_What you will do_
List each line holding the string "Ayabell".

_Material for this exercise_
— begin —

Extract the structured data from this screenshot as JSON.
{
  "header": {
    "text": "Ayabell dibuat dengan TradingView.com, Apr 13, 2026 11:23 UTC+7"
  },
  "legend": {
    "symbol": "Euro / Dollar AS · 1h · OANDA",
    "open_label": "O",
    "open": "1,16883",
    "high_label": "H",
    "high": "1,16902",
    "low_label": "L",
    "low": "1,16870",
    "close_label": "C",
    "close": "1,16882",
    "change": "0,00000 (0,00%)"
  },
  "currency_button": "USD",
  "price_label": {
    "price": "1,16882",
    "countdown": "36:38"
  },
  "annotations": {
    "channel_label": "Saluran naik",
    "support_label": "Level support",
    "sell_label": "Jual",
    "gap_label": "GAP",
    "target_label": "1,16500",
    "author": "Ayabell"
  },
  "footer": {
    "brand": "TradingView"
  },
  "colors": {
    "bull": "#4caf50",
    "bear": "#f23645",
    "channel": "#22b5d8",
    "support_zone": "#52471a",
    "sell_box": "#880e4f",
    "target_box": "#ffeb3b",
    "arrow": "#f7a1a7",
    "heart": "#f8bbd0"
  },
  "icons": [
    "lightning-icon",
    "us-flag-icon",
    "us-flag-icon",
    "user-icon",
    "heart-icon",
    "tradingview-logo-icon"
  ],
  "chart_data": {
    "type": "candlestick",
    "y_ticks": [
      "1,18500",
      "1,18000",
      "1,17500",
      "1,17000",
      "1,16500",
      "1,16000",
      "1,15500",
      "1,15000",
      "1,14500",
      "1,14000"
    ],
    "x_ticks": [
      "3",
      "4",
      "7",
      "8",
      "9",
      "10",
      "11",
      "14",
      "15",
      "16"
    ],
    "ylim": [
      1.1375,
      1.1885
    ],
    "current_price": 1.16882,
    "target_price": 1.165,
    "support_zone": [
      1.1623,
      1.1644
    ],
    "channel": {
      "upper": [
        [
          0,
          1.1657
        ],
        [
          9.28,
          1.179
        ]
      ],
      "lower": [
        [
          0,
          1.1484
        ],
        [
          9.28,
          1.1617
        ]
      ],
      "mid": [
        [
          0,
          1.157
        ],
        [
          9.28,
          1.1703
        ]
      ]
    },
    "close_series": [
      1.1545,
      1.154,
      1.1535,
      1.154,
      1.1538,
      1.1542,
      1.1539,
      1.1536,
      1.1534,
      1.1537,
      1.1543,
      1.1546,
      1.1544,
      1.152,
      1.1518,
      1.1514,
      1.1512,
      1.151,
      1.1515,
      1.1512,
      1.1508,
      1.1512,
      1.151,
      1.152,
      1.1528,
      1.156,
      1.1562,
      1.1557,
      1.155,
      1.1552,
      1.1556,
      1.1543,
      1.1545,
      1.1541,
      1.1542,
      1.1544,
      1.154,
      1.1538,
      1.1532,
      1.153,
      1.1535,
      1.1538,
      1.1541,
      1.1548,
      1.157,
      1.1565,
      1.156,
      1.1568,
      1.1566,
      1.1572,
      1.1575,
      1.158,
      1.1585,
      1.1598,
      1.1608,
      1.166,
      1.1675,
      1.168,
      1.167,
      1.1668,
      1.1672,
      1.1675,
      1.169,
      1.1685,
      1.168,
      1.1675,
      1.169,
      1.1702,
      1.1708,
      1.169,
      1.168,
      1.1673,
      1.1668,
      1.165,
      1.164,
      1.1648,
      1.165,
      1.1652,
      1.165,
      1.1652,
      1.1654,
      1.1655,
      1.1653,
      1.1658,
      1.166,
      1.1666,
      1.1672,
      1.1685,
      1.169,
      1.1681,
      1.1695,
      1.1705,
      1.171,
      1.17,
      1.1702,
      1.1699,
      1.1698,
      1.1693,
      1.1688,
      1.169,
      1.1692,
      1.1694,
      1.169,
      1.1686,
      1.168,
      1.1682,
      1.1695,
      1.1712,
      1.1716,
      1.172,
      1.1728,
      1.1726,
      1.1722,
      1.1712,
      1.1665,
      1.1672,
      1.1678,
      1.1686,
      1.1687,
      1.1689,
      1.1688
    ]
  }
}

— end —
— begin —

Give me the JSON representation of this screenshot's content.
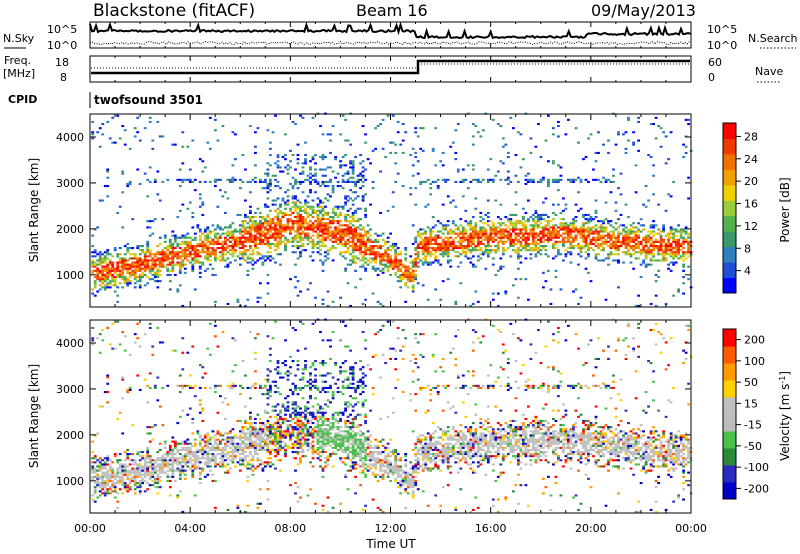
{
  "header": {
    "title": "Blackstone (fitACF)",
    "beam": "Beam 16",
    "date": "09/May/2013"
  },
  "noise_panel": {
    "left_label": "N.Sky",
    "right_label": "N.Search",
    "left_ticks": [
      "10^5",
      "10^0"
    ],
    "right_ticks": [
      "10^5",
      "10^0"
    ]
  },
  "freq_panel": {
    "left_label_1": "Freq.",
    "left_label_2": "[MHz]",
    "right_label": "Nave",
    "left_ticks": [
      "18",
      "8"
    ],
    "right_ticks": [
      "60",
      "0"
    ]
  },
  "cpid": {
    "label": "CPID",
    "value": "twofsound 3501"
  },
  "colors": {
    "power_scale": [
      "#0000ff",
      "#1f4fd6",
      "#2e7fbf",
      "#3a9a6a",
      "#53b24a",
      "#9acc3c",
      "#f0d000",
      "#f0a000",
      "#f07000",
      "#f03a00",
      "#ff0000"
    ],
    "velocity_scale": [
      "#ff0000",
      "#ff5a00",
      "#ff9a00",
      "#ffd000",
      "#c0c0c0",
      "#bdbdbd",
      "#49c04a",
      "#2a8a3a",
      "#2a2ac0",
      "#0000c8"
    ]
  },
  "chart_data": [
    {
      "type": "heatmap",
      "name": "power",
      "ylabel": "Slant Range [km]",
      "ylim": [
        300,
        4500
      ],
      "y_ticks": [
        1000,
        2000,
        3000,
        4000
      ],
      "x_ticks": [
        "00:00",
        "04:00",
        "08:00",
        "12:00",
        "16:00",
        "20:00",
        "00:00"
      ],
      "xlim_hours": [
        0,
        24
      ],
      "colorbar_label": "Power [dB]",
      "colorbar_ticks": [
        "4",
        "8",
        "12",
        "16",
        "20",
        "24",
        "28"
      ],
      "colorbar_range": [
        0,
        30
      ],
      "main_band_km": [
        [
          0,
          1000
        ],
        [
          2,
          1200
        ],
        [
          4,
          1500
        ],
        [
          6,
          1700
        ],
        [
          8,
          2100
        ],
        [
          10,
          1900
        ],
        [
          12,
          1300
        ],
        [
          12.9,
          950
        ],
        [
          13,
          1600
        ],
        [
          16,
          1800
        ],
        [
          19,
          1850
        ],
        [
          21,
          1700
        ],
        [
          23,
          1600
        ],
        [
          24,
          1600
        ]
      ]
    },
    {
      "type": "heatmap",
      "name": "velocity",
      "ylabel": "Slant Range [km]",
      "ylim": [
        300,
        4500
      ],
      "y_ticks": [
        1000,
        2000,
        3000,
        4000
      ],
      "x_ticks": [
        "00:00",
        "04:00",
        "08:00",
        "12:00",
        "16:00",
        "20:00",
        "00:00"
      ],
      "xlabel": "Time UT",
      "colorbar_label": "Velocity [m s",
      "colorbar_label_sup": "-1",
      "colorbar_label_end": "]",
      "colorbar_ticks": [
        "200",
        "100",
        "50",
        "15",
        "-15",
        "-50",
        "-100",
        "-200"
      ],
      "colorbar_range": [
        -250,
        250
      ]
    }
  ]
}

— end —

_Problem solution_
    "text": "Ayabell dibuat dengan TradingView.com, Apr 13, 2026 11:23 UTC+7"
    "author": "Ayabell"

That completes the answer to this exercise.